# [Stated task]
Exclude the pictures and retype the entries as written.

Stored items
⁂
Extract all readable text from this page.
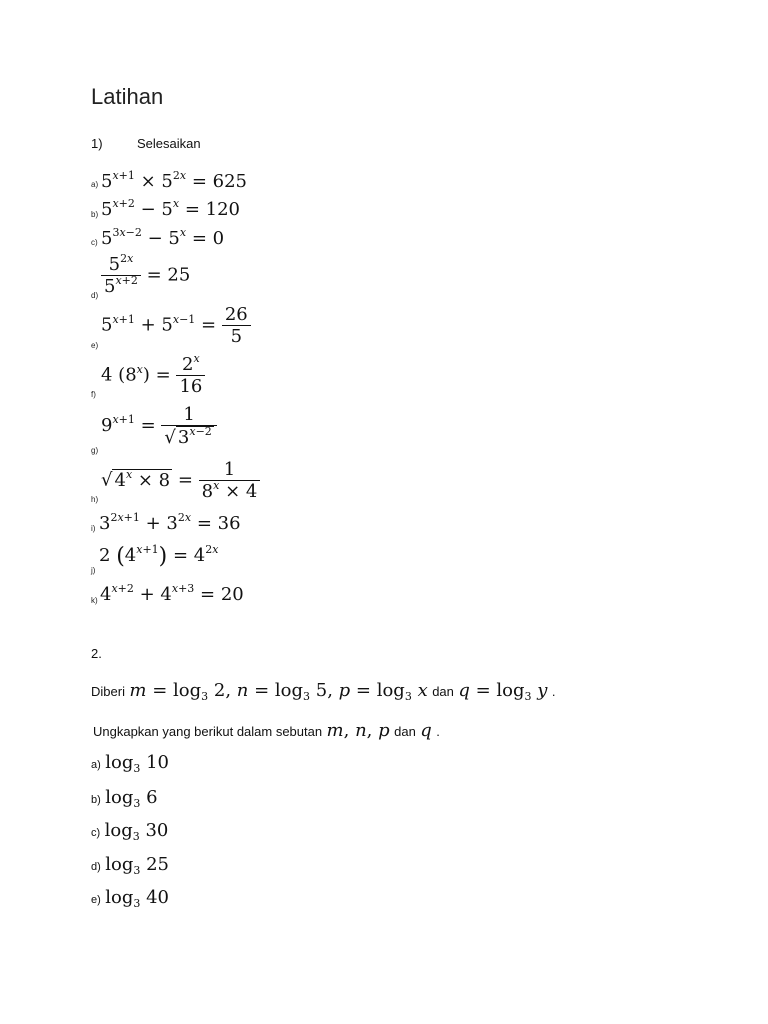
Latihan
1)	Selesaikan
a) $5^{x+1} \times 5^{2x} = 625$
b) $5^{x+2} - 5^x = 120$
c) $5^{3x-2} - 5^x = 0$
$d) \frac{5^{2x}}{5^{x+2}} = 25$
e)
$5^{x+1} + 5^{x-1} = \frac{26}{5}$
f)
4 $(8^x) = \frac{2^x}{16}$
g)
$9^{x+1} = \frac{1}{√ 3^{x-2}}$
h)
√ $4^x \times 8 = \frac{1}{8^x \times 4}$
i) $3^{2x+1} + 3^{2x} = 36$
j)
2 $(4^{x+1}) = 4^{2x}$
k) $4^{x+2} + 4^{x+3} = 20$
2.
Diberi $m = \log_3 2$, $n = \log_3 5$, $p = \log_3 x$ dan $q = \log_3 y$ .
Ungkapkan yang berikut dalam sebutan m, n, p dan q .
a) $\log_3 10$
b) $\log_3 6$
c) $\log_3 30$
d) $\log_3 25$
e) $\log_3 40$
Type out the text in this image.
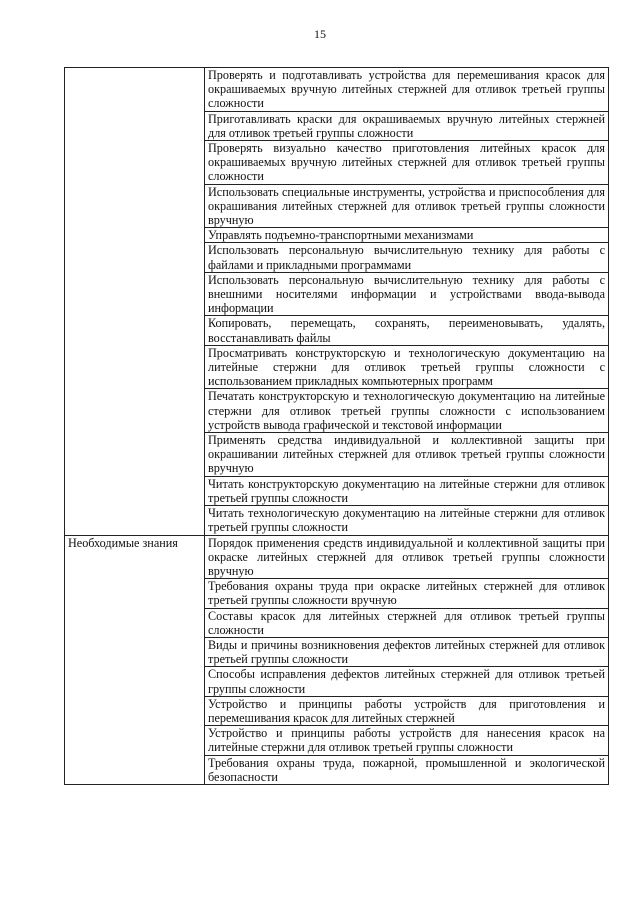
15
	Проверять и подготавливать устройства для перемешивания красок для окрашиваемых вручную литейных стержней для отливок третьей группы сложности
	Приготавливать краски для окрашиваемых вручную литейных стержней для отливок третьей группы сложности
	Проверять визуально качество приготовления литейных красок для окрашиваемых вручную литейных стержней для отливок третьей группы сложности
	Использовать специальные инструменты, устройства и приспособления для окрашивания литейных стержней для отливок третьей группы сложности вручную
	Управлять подъемно-транспортными механизмами
	Использовать персональную вычислительную технику для работы с файлами и прикладными программами
	Использовать персональную вычислительную технику для работы с внешними носителями информации и устройствами ввода-вывода информации
	Копировать, перемещать, сохранять, переименовывать, удалять, восстанавливать файлы
	Просматривать конструкторскую и технологическую документацию на литейные стержни для отливок третьей группы сложности с использованием прикладных компьютерных программ
	Печатать конструкторскую и технологическую документацию на литейные стержни для отливок третьей группы сложности с использованием устройств вывода графической и текстовой информации
	Применять средства индивидуальной и коллективной защиты при окрашивании литейных стержней для отливок третьей группы сложности вручную
	Читать конструкторскую документацию на литейные стержни для отливок третьей группы сложности
	Читать технологическую документацию на литейные стержни для отливок третьей группы сложности
Необходимые знания	Порядок применения средств индивидуальной и коллективной защиты при окраске литейных стержней для отливок третьей группы сложности вручную
	Требования охраны труда при окраске литейных стержней для отливок третьей группы сложности вручную
	Составы красок для литейных стержней для отливок третьей группы сложности
	Виды и причины возникновения дефектов литейных стержней для отливок третьей группы сложности
	Способы исправления дефектов литейных стержней для отливок третьей группы сложности
	Устройство и принципы работы устройств для приготовления и перемешивания красок для литейных стержней
	Устройство и принципы работы устройств для нанесения красок на литейные стержни для отливок третьей группы сложности
	Требования охраны труда, пожарной, промышленной и экологической безопасности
⁂
# [Correct result]
Extract all readable text from this page.
Latihan
1)	Selesaikan
a) $5^{x+1} \times 5^{2x} = 625$
b) $5^{x+2} - 5^x = 120$
c) $5^{3x-2} - 5^x = 0$
$d) \frac{5^{2x}}{5^{x+2}} = 25$
e)
$5^{x+1} + 5^{x-1} = \frac{26}{5}$
f)
4 $(8^x) = \frac{2^x}{16}$
g)
$9^{x+1} = \frac{1}{√ 3^{x-2}}$
h)
√ $4^x \times 8 = \frac{1}{8^x \times 4}$
i) $3^{2x+1} + 3^{2x} = 36$
j)
2 $(4^{x+1}) = 4^{2x}$
k) $4^{x+2} + 4^{x+3} = 20$
2.
Diberi $m = \log_3 2$, $n = \log_3 5$, $p = \log_3 x$ dan $q = \log_3 y$ .
Ungkapkan yang berikut dalam sebutan m, n, p dan q .
a) $\log_3 10$
b) $\log_3 6$
c) $\log_3 30$
d) $\log_3 25$
e) $\log_3 40$
Type out the text in this image.
15
	Проверять и подготавливать устройства для перемешивания красок для окрашиваемых вручную литейных стержней для отливок третьей группы сложности
	Приготавливать краски для окрашиваемых вручную литейных стержней для отливок третьей группы сложности
	Проверять визуально качество приготовления литейных красок для окрашиваемых вручную литейных стержней для отливок третьей группы сложности
	Использовать специальные инструменты, устройства и приспособления для окрашивания литейных стержней для отливок третьей группы сложности вручную
	Управлять подъемно-транспортными механизмами
	Использовать персональную вычислительную технику для работы с файлами и прикладными программами
	Использовать персональную вычислительную технику для работы с внешними носителями информации и устройствами ввода-вывода информации
	Копировать, перемещать, сохранять, переименовывать, удалять, восстанавливать файлы
	Просматривать конструкторскую и технологическую документацию на литейные стержни для отливок третьей группы сложности с использованием прикладных компьютерных программ
	Печатать конструкторскую и технологическую документацию на литейные стержни для отливок третьей группы сложности с использованием устройств вывода графической и текстовой информации
	Применять средства индивидуальной и коллективной защиты при окрашивании литейных стержней для отливок третьей группы сложности вручную
	Читать конструкторскую документацию на литейные стержни для отливок третьей группы сложности
	Читать технологическую документацию на литейные стержни для отливок третьей группы сложности
Необходимые знания	Порядок применения средств индивидуальной и коллективной защиты при окраске литейных стержней для отливок третьей группы сложности вручную
	Требования охраны труда при окраске литейных стержней для отливок третьей группы сложности вручную
	Составы красок для литейных стержней для отливок третьей группы сложности
	Виды и причины возникновения дефектов литейных стержней для отливок третьей группы сложности
	Способы исправления дефектов литейных стержней для отливок третьей группы сложности
	Устройство и принципы работы устройств для приготовления и перемешивания красок для литейных стержней
	Устройство и принципы работы устройств для нанесения красок на литейные стержни для отливок третьей группы сложности
	Требования охраны труда, пожарной, промышленной и экологической безопасности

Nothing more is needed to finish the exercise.